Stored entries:
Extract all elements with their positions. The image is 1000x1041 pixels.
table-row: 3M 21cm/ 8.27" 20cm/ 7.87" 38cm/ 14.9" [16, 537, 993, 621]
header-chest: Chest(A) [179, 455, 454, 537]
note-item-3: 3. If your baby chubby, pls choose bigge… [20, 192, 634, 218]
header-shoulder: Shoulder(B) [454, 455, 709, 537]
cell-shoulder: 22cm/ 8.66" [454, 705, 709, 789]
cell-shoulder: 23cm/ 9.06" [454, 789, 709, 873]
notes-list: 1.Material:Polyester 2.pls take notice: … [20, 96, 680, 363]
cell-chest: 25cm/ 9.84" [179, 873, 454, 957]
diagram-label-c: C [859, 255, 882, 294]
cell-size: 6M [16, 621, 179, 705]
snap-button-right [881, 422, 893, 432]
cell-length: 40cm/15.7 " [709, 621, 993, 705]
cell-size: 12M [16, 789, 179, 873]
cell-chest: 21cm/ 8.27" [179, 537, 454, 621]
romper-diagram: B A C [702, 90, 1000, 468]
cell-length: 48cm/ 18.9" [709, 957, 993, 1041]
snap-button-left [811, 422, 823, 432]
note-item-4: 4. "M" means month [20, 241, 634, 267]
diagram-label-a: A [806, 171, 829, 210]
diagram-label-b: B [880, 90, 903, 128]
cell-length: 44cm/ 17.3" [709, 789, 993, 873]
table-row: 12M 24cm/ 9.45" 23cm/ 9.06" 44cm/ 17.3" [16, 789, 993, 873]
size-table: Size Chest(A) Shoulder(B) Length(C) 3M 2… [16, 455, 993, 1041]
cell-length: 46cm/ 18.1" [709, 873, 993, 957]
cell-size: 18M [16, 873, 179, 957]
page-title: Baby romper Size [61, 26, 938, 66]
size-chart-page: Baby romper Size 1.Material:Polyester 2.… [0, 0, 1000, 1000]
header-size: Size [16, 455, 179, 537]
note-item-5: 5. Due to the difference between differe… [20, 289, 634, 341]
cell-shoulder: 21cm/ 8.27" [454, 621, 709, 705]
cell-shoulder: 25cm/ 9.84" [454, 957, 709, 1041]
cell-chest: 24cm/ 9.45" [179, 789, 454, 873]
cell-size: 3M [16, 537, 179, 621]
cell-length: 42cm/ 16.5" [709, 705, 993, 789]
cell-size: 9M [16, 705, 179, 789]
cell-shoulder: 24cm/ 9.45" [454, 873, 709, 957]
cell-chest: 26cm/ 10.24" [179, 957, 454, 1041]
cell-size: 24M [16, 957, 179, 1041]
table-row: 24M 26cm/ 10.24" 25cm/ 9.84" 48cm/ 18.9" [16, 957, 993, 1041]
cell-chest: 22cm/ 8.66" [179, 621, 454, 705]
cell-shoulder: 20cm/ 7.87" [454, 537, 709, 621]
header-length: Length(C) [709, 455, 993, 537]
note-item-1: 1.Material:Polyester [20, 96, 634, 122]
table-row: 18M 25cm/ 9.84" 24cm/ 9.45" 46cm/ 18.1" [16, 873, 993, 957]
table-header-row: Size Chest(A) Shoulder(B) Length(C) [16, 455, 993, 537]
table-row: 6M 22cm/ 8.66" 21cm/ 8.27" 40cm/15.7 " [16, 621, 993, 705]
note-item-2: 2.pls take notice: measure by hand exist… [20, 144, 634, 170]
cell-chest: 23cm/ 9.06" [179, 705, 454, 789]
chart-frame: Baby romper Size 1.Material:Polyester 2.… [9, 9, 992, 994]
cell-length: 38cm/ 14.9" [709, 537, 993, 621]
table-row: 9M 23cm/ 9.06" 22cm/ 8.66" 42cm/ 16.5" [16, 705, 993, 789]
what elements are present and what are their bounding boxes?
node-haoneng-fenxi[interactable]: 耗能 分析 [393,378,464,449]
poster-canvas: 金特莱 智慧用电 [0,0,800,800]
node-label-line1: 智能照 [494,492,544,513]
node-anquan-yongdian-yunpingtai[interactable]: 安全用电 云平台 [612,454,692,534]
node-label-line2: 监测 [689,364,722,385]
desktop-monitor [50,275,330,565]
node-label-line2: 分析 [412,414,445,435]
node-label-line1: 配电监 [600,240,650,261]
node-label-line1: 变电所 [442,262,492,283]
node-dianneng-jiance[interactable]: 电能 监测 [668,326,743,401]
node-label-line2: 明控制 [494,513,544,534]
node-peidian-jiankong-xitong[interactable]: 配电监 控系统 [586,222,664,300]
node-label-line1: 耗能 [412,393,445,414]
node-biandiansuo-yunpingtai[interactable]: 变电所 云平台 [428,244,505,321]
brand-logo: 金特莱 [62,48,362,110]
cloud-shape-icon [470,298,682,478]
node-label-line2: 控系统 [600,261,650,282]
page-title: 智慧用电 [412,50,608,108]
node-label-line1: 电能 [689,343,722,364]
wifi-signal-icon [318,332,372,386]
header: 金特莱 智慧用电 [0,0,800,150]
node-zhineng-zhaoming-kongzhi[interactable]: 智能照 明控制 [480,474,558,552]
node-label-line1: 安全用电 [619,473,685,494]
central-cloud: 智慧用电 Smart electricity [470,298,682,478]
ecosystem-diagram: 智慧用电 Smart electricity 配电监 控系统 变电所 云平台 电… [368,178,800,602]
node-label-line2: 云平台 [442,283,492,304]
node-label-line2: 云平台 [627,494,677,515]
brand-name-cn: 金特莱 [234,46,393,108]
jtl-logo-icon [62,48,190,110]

• Task details: Rewrite all of the records above, substituting "cell-height" for every "cell-length" and leaving everything else unchanged.

• In response:
Extract all elements with their positions. The image is 1000x1041 pixels.
table-row: 3M 21cm/ 8.27" 20cm/ 7.87" 38cm/ 14.9" [16, 537, 993, 621]
header-chest: Chest(A) [179, 455, 454, 537]
note-item-3: 3. If your baby chubby, pls choose bigge… [20, 192, 634, 218]
header-shoulder: Shoulder(B) [454, 455, 709, 537]
cell-shoulder: 22cm/ 8.66" [454, 705, 709, 789]
cell-shoulder: 23cm/ 9.06" [454, 789, 709, 873]
notes-list: 1.Material:Polyester 2.pls take notice: … [20, 96, 680, 363]
cell-chest: 25cm/ 9.84" [179, 873, 454, 957]
diagram-label-c: C [859, 255, 882, 294]
cell-size: 6M [16, 621, 179, 705]
snap-button-right [881, 422, 893, 432]
cell-height: 40cm/15.7 " [709, 621, 993, 705]
cell-size: 12M [16, 789, 179, 873]
cell-chest: 21cm/ 8.27" [179, 537, 454, 621]
romper-diagram: B A C [702, 90, 1000, 468]
cell-height: 48cm/ 18.9" [709, 957, 993, 1041]
snap-button-left [811, 422, 823, 432]
note-item-4: 4. "M" means month [20, 241, 634, 267]
diagram-label-a: A [806, 171, 829, 210]
diagram-label-b: B [880, 90, 903, 128]
cell-height: 44cm/ 17.3" [709, 789, 993, 873]
table-row: 12M 24cm/ 9.45" 23cm/ 9.06" 44cm/ 17.3" [16, 789, 993, 873]
size-table: Size Chest(A) Shoulder(B) Length(C) 3M 2… [16, 455, 993, 1041]
cell-height: 46cm/ 18.1" [709, 873, 993, 957]
cell-size: 18M [16, 873, 179, 957]
page-title: Baby romper Size [61, 26, 938, 66]
size-chart-page: Baby romper Size 1.Material:Polyester 2.… [0, 0, 1000, 1000]
header-size: Size [16, 455, 179, 537]
note-item-5: 5. Due to the difference between differe… [20, 289, 634, 341]
cell-shoulder: 21cm/ 8.27" [454, 621, 709, 705]
cell-shoulder: 25cm/ 9.84" [454, 957, 709, 1041]
cell-chest: 24cm/ 9.45" [179, 789, 454, 873]
cell-size: 3M [16, 537, 179, 621]
cell-height: 42cm/ 16.5" [709, 705, 993, 789]
cell-size: 9M [16, 705, 179, 789]
cell-shoulder: 24cm/ 9.45" [454, 873, 709, 957]
cell-chest: 26cm/ 10.24" [179, 957, 454, 1041]
cell-size: 24M [16, 957, 179, 1041]
table-row: 24M 26cm/ 10.24" 25cm/ 9.84" 48cm/ 18.9" [16, 957, 993, 1041]
cell-chest: 22cm/ 8.66" [179, 621, 454, 705]
cell-shoulder: 20cm/ 7.87" [454, 537, 709, 621]
header-length: Length(C) [709, 455, 993, 537]
note-item-1: 1.Material:Polyester [20, 96, 634, 122]
table-row: 18M 25cm/ 9.84" 24cm/ 9.45" 46cm/ 18.1" [16, 873, 993, 957]
table-header-row: Size Chest(A) Shoulder(B) Length(C) [16, 455, 993, 537]
table-row: 6M 22cm/ 8.66" 21cm/ 8.27" 40cm/15.7 " [16, 621, 993, 705]
note-item-2: 2.pls take notice: measure by hand exist… [20, 144, 634, 170]
cell-chest: 23cm/ 9.06" [179, 705, 454, 789]
chart-frame: Baby romper Size 1.Material:Polyester 2.… [9, 9, 992, 994]
cell-height: 38cm/ 14.9" [709, 537, 993, 621]
table-row: 9M 23cm/ 9.06" 22cm/ 8.66" 42cm/ 16.5" [16, 705, 993, 789]
what elements are present and what are their bounding boxes?
node-haoneng-fenxi[interactable]: 耗能 分析 [393,378,464,449]
poster-canvas: 金特莱 智慧用电 [0,0,800,800]
node-label-line1: 智能照 [494,492,544,513]
node-anquan-yongdian-yunpingtai[interactable]: 安全用电 云平台 [612,454,692,534]
node-label-line2: 监测 [689,364,722,385]
desktop-monitor [50,275,330,565]
node-label-line2: 分析 [412,414,445,435]
node-label-line1: 配电监 [600,240,650,261]
node-label-line1: 变电所 [442,262,492,283]
node-dianneng-jiance[interactable]: 电能 监测 [668,326,743,401]
node-label-line2: 明控制 [494,513,544,534]
node-peidian-jiankong-xitong[interactable]: 配电监 控系统 [586,222,664,300]
node-label-line1: 耗能 [412,393,445,414]
node-biandiansuo-yunpingtai[interactable]: 变电所 云平台 [428,244,505,321]
brand-logo: 金特莱 [62,48,362,110]
cloud-shape-icon [470,298,682,478]
node-label-line2: 控系统 [600,261,650,282]
page-title: 智慧用电 [412,50,608,108]
node-label-line1: 电能 [689,343,722,364]
wifi-signal-icon [318,332,372,386]
header: 金特莱 智慧用电 [0,0,800,150]
node-zhineng-zhaoming-kongzhi[interactable]: 智能照 明控制 [480,474,558,552]
node-label-line1: 安全用电 [619,473,685,494]
central-cloud: 智慧用电 Smart electricity [470,298,682,478]
ecosystem-diagram: 智慧用电 Smart electricity 配电监 控系统 变电所 云平台 电… [368,178,800,602]
node-label-line2: 云平台 [442,283,492,304]
node-label-line2: 云平台 [627,494,677,515]
brand-name-cn: 金特莱 [234,46,393,108]
jtl-logo-icon [62,48,190,110]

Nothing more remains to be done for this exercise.